▶ **SET PROBLEM**: Find all lines in the records that include the word "orientation", and copy them out.

▶ **MATERIAL FOR THIS TASK**:
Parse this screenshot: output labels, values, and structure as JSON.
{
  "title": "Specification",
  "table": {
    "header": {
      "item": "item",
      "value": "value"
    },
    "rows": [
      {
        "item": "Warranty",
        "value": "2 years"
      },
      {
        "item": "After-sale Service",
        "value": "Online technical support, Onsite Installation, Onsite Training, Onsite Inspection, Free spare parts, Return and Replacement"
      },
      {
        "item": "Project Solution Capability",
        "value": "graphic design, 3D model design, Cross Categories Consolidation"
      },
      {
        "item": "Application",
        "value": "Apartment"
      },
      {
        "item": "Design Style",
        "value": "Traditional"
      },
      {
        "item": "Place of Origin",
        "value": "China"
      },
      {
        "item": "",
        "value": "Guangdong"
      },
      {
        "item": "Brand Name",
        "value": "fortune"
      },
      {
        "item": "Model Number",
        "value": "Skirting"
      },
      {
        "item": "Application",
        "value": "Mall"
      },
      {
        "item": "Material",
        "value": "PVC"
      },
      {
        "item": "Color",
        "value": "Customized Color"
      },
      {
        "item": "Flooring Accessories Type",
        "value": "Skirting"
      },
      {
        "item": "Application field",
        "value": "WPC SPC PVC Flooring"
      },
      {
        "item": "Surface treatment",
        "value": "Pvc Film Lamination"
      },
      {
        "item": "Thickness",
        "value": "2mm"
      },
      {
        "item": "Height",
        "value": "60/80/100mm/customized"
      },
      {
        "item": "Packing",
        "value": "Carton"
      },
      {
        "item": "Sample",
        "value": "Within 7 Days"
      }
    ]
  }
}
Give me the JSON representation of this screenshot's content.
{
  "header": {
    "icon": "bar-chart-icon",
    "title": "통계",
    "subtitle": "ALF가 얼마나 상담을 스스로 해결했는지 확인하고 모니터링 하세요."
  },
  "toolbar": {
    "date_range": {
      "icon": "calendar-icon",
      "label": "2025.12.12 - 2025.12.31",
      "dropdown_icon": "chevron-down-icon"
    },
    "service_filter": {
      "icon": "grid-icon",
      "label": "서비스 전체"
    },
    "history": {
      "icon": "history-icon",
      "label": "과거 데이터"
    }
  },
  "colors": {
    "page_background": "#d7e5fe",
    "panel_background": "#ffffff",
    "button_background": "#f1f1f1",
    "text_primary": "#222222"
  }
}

---

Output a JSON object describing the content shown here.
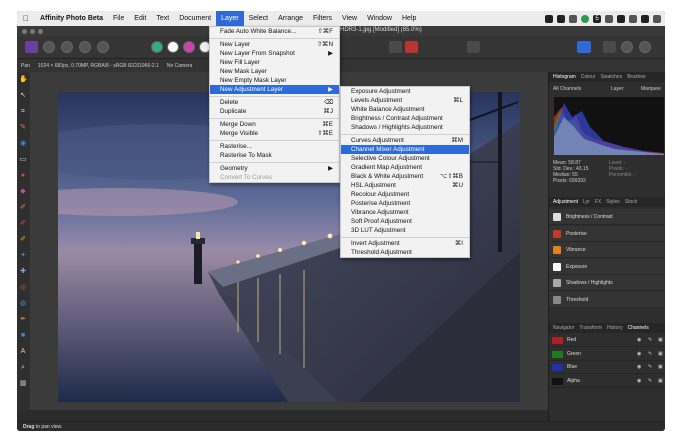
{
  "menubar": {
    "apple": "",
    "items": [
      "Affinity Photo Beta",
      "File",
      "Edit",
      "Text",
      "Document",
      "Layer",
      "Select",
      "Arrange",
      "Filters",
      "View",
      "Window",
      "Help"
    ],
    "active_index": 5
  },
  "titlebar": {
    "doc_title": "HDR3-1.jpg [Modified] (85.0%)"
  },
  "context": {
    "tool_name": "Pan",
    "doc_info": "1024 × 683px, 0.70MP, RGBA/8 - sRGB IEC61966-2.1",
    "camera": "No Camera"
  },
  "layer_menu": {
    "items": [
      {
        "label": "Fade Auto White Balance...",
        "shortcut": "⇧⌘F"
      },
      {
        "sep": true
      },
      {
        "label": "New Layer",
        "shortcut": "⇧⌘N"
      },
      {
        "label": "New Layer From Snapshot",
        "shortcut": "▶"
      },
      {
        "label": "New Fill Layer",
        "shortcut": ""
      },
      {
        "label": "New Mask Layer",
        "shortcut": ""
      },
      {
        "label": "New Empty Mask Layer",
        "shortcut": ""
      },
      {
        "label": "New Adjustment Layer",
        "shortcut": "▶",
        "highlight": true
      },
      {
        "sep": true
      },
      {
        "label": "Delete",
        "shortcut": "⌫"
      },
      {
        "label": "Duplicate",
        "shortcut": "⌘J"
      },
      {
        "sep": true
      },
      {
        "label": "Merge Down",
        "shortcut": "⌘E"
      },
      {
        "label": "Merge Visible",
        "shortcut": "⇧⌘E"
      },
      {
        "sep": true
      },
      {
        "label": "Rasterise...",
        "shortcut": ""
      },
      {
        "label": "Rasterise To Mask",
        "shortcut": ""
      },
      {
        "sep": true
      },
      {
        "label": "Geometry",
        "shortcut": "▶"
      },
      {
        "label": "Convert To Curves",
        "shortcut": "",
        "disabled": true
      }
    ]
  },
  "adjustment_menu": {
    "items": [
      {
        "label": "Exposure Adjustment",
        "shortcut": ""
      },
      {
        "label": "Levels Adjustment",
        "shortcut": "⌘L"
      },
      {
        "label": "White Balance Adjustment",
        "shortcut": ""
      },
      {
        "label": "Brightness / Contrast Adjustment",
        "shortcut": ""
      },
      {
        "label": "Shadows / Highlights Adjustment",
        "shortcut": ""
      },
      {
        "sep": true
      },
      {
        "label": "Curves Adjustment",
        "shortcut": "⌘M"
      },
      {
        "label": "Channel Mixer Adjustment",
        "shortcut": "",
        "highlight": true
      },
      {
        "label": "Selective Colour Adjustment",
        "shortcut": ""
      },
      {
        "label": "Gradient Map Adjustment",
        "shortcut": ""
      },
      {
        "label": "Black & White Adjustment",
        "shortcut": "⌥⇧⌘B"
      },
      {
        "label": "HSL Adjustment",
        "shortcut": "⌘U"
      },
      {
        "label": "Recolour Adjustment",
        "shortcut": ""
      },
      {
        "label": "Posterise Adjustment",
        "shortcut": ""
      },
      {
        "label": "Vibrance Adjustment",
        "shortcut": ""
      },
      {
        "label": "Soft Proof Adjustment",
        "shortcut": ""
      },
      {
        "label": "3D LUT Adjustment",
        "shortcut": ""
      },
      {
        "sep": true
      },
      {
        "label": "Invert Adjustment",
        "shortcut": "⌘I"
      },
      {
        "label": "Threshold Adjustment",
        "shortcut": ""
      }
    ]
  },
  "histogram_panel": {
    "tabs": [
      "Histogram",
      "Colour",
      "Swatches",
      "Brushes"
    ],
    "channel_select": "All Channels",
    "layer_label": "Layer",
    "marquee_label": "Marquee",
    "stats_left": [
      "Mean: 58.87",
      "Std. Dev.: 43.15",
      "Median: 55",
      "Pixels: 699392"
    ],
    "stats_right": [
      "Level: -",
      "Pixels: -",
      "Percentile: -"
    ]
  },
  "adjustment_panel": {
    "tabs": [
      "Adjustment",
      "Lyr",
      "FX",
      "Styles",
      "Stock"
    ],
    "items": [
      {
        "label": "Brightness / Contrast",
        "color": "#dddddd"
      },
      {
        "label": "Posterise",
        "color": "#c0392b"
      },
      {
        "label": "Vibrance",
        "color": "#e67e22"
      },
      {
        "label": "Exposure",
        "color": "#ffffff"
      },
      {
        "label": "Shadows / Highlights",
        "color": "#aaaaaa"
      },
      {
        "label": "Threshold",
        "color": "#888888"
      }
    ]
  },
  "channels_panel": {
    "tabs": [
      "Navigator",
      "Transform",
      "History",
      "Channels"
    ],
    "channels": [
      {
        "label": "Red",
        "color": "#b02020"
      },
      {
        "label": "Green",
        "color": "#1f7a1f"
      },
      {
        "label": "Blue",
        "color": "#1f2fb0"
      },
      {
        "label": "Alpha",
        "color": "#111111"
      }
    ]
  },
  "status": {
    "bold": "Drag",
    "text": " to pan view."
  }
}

==

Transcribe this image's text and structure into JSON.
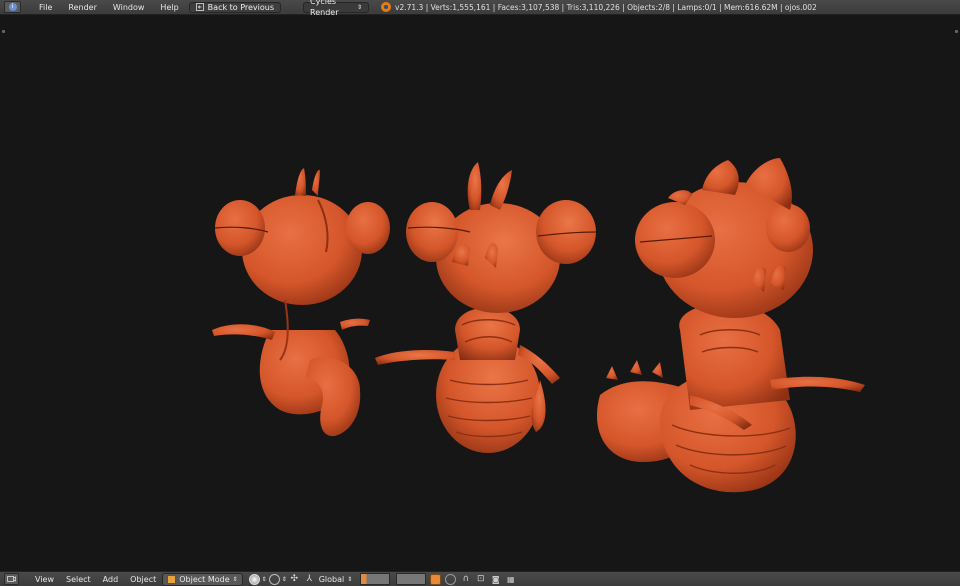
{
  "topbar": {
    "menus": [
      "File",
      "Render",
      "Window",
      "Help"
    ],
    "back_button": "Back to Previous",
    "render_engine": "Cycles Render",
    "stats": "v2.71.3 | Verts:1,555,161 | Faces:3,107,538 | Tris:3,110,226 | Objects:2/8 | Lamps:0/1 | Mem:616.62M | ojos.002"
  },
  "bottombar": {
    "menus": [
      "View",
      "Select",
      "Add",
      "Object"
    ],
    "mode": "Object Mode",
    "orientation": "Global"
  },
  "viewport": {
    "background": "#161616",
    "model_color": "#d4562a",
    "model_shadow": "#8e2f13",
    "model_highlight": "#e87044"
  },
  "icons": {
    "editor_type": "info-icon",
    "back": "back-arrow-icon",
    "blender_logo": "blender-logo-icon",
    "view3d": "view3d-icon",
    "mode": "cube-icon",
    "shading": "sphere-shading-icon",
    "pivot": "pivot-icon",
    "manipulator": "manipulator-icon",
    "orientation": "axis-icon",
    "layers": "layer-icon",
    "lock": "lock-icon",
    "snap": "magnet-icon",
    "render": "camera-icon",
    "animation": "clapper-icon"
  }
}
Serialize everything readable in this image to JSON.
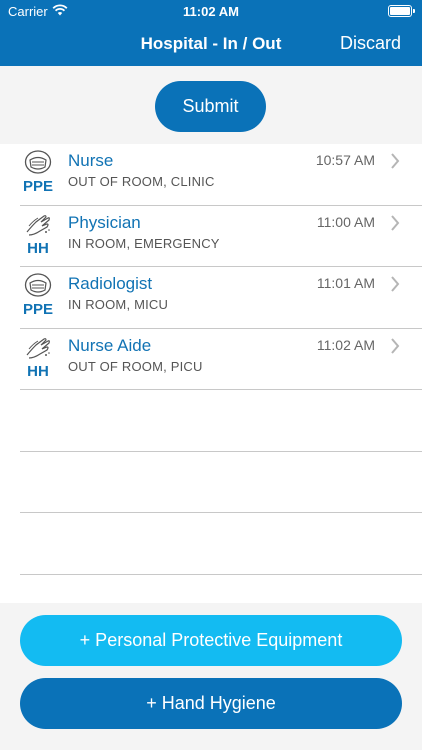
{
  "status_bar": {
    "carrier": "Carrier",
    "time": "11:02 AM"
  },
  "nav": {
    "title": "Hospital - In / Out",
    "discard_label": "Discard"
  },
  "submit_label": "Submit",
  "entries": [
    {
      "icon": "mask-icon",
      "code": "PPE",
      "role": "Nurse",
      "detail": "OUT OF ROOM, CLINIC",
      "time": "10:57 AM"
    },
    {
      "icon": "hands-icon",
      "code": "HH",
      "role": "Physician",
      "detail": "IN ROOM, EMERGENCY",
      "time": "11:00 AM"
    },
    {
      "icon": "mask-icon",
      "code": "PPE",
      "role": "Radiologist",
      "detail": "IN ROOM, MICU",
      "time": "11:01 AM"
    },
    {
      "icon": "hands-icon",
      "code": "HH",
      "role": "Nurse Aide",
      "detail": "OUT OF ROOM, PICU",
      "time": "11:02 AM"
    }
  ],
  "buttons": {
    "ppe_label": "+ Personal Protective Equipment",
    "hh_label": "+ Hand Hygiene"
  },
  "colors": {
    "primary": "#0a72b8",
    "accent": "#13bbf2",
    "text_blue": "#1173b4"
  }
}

▶ **WRITTEN SOLUTION**:
    "orientation": "Global"
    "orientation": "axis-icon",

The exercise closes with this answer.